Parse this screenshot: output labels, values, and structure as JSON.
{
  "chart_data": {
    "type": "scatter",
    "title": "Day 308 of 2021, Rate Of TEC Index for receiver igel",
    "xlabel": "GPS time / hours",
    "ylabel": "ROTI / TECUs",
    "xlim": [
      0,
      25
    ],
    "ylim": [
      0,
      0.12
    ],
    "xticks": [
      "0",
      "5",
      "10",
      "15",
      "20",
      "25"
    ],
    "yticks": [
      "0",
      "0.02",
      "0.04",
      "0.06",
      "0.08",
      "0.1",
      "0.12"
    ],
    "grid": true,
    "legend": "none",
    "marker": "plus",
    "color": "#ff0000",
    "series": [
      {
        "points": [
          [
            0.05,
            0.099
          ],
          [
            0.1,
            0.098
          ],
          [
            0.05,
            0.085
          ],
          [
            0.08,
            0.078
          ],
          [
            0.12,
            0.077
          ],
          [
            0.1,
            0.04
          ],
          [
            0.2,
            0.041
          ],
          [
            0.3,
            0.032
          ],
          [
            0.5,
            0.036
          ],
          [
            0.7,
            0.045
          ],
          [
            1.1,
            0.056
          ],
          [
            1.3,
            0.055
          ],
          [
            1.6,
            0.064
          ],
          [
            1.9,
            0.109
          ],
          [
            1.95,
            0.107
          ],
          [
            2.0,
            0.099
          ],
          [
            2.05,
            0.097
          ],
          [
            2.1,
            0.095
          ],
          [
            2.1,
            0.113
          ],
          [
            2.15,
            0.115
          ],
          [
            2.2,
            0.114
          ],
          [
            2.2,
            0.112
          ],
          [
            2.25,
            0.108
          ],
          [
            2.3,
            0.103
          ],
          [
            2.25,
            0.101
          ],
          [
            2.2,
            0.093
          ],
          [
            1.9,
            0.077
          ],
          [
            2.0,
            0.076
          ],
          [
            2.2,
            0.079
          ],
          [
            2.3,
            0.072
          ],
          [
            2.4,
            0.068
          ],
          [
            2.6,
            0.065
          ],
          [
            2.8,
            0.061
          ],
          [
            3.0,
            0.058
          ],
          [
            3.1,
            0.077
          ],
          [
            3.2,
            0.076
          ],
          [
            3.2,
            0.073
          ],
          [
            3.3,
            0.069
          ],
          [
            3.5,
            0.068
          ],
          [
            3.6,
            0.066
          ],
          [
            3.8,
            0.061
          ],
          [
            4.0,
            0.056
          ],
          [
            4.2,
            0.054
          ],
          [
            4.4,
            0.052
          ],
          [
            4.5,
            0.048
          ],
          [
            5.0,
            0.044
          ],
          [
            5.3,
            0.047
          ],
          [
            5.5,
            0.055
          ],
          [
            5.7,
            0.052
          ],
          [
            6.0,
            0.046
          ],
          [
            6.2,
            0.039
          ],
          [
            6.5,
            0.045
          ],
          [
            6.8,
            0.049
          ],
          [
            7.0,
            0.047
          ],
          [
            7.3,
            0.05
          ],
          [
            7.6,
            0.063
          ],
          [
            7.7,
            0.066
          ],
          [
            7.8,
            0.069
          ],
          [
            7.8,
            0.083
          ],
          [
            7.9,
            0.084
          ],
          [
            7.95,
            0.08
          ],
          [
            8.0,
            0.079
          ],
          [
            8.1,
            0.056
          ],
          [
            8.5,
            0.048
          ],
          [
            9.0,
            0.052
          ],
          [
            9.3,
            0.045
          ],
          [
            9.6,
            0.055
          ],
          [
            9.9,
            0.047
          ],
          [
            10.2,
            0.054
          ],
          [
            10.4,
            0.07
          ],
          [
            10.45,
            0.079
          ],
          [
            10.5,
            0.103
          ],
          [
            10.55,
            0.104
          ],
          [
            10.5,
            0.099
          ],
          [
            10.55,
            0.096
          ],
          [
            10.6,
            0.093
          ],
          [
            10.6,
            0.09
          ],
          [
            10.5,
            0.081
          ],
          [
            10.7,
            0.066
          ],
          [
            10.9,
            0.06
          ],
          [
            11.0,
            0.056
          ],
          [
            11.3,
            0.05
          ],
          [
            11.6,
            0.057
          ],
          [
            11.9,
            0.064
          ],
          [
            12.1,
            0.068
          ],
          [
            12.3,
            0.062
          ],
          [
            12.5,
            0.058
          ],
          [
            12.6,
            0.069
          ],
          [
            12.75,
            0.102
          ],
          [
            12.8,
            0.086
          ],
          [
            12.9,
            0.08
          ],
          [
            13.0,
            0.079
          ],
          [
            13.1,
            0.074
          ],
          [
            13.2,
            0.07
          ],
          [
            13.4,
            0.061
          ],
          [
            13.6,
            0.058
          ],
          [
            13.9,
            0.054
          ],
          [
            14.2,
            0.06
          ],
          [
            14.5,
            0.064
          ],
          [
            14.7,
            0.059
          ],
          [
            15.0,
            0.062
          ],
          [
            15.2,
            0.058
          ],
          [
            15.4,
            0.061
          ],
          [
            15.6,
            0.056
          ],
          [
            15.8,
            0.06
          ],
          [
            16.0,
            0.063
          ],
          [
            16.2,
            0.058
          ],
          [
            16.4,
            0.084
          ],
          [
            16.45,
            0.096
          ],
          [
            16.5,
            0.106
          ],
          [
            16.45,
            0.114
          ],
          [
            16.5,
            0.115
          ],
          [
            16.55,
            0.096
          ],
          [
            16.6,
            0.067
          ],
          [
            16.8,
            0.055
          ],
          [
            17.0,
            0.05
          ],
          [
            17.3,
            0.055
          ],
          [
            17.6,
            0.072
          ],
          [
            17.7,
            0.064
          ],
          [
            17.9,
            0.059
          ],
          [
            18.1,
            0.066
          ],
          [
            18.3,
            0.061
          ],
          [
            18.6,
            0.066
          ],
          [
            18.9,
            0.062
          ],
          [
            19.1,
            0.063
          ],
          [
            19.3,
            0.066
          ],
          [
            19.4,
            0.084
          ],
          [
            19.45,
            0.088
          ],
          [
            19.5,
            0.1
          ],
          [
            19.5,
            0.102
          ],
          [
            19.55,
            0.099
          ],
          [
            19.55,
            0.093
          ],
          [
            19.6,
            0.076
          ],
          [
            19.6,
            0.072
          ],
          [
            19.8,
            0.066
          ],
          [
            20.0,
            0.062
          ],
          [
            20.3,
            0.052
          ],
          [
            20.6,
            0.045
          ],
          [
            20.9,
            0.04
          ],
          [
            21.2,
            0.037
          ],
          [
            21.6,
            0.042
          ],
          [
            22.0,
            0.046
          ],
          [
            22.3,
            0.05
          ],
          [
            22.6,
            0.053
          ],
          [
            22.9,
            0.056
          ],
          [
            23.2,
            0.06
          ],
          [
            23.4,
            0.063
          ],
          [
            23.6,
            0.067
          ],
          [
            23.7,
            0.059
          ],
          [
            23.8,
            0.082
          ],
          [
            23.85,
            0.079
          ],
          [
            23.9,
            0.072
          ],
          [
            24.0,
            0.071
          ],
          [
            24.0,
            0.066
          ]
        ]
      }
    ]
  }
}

> _PROBLEM REQUIREMENTS_: Transcribe each entry exactly.

> _EXERCISE SOLUTION_:
Parse this screenshot: output labels, values, and structure as JSON.
{
  "chart_data": {
    "type": "scatter",
    "title": "Day 308 of 2021, Rate Of TEC Index for receiver igel",
    "xlabel": "GPS time / hours",
    "ylabel": "ROTI / TECUs",
    "xlim": [
      0,
      25
    ],
    "ylim": [
      0,
      0.12
    ],
    "xticks": [
      "0",
      "5",
      "10",
      "15",
      "20",
      "25"
    ],
    "yticks": [
      "0",
      "0.02",
      "0.04",
      "0.06",
      "0.08",
      "0.1",
      "0.12"
    ],
    "grid": true,
    "legend": "none",
    "marker": "plus",
    "color": "#ff0000",
    "series": [
      {
        "points": [
          [
            0.05,
            0.099
          ],
          [
            0.1,
            0.098
          ],
          [
            0.05,
            0.085
          ],
          [
            0.08,
            0.078
          ],
          [
            0.12,
            0.077
          ],
          [
            0.1,
            0.04
          ],
          [
            0.2,
            0.041
          ],
          [
            0.3,
            0.032
          ],
          [
            0.5,
            0.036
          ],
          [
            0.7,
            0.045
          ],
          [
            1.1,
            0.056
          ],
          [
            1.3,
            0.055
          ],
          [
            1.6,
            0.064
          ],
          [
            1.9,
            0.109
          ],
          [
            1.95,
            0.107
          ],
          [
            2.0,
            0.099
          ],
          [
            2.05,
            0.097
          ],
          [
            2.1,
            0.095
          ],
          [
            2.1,
            0.113
          ],
          [
            2.15,
            0.115
          ],
          [
            2.2,
            0.114
          ],
          [
            2.2,
            0.112
          ],
          [
            2.25,
            0.108
          ],
          [
            2.3,
            0.103
          ],
          [
            2.25,
            0.101
          ],
          [
            2.2,
            0.093
          ],
          [
            1.9,
            0.077
          ],
          [
            2.0,
            0.076
          ],
          [
            2.2,
            0.079
          ],
          [
            2.3,
            0.072
          ],
          [
            2.4,
            0.068
          ],
          [
            2.6,
            0.065
          ],
          [
            2.8,
            0.061
          ],
          [
            3.0,
            0.058
          ],
          [
            3.1,
            0.077
          ],
          [
            3.2,
            0.076
          ],
          [
            3.2,
            0.073
          ],
          [
            3.3,
            0.069
          ],
          [
            3.5,
            0.068
          ],
          [
            3.6,
            0.066
          ],
          [
            3.8,
            0.061
          ],
          [
            4.0,
            0.056
          ],
          [
            4.2,
            0.054
          ],
          [
            4.4,
            0.052
          ],
          [
            4.5,
            0.048
          ],
          [
            5.0,
            0.044
          ],
          [
            5.3,
            0.047
          ],
          [
            5.5,
            0.055
          ],
          [
            5.7,
            0.052
          ],
          [
            6.0,
            0.046
          ],
          [
            6.2,
            0.039
          ],
          [
            6.5,
            0.045
          ],
          [
            6.8,
            0.049
          ],
          [
            7.0,
            0.047
          ],
          [
            7.3,
            0.05
          ],
          [
            7.6,
            0.063
          ],
          [
            7.7,
            0.066
          ],
          [
            7.8,
            0.069
          ],
          [
            7.8,
            0.083
          ],
          [
            7.9,
            0.084
          ],
          [
            7.95,
            0.08
          ],
          [
            8.0,
            0.079
          ],
          [
            8.1,
            0.056
          ],
          [
            8.5,
            0.048
          ],
          [
            9.0,
            0.052
          ],
          [
            9.3,
            0.045
          ],
          [
            9.6,
            0.055
          ],
          [
            9.9,
            0.047
          ],
          [
            10.2,
            0.054
          ],
          [
            10.4,
            0.07
          ],
          [
            10.45,
            0.079
          ],
          [
            10.5,
            0.103
          ],
          [
            10.55,
            0.104
          ],
          [
            10.5,
            0.099
          ],
          [
            10.55,
            0.096
          ],
          [
            10.6,
            0.093
          ],
          [
            10.6,
            0.09
          ],
          [
            10.5,
            0.081
          ],
          [
            10.7,
            0.066
          ],
          [
            10.9,
            0.06
          ],
          [
            11.0,
            0.056
          ],
          [
            11.3,
            0.05
          ],
          [
            11.6,
            0.057
          ],
          [
            11.9,
            0.064
          ],
          [
            12.1,
            0.068
          ],
          [
            12.3,
            0.062
          ],
          [
            12.5,
            0.058
          ],
          [
            12.6,
            0.069
          ],
          [
            12.75,
            0.102
          ],
          [
            12.8,
            0.086
          ],
          [
            12.9,
            0.08
          ],
          [
            13.0,
            0.079
          ],
          [
            13.1,
            0.074
          ],
          [
            13.2,
            0.07
          ],
          [
            13.4,
            0.061
          ],
          [
            13.6,
            0.058
          ],
          [
            13.9,
            0.054
          ],
          [
            14.2,
            0.06
          ],
          [
            14.5,
            0.064
          ],
          [
            14.7,
            0.059
          ],
          [
            15.0,
            0.062
          ],
          [
            15.2,
            0.058
          ],
          [
            15.4,
            0.061
          ],
          [
            15.6,
            0.056
          ],
          [
            15.8,
            0.06
          ],
          [
            16.0,
            0.063
          ],
          [
            16.2,
            0.058
          ],
          [
            16.4,
            0.084
          ],
          [
            16.45,
            0.096
          ],
          [
            16.5,
            0.106
          ],
          [
            16.45,
            0.114
          ],
          [
            16.5,
            0.115
          ],
          [
            16.55,
            0.096
          ],
          [
            16.6,
            0.067
          ],
          [
            16.8,
            0.055
          ],
          [
            17.0,
            0.05
          ],
          [
            17.3,
            0.055
          ],
          [
            17.6,
            0.072
          ],
          [
            17.7,
            0.064
          ],
          [
            17.9,
            0.059
          ],
          [
            18.1,
            0.066
          ],
          [
            18.3,
            0.061
          ],
          [
            18.6,
            0.066
          ],
          [
            18.9,
            0.062
          ],
          [
            19.1,
            0.063
          ],
          [
            19.3,
            0.066
          ],
          [
            19.4,
            0.084
          ],
          [
            19.45,
            0.088
          ],
          [
            19.5,
            0.1
          ],
          [
            19.5,
            0.102
          ],
          [
            19.55,
            0.099
          ],
          [
            19.55,
            0.093
          ],
          [
            19.6,
            0.076
          ],
          [
            19.6,
            0.072
          ],
          [
            19.8,
            0.066
          ],
          [
            20.0,
            0.062
          ],
          [
            20.3,
            0.052
          ],
          [
            20.6,
            0.045
          ],
          [
            20.9,
            0.04
          ],
          [
            21.2,
            0.037
          ],
          [
            21.6,
            0.042
          ],
          [
            22.0,
            0.046
          ],
          [
            22.3,
            0.05
          ],
          [
            22.6,
            0.053
          ],
          [
            22.9,
            0.056
          ],
          [
            23.2,
            0.06
          ],
          [
            23.4,
            0.063
          ],
          [
            23.6,
            0.067
          ],
          [
            23.7,
            0.059
          ],
          [
            23.8,
            0.082
          ],
          [
            23.85,
            0.079
          ],
          [
            23.9,
            0.072
          ],
          [
            24.0,
            0.071
          ],
          [
            24.0,
            0.066
          ]
        ]
      }
    ]
  }
}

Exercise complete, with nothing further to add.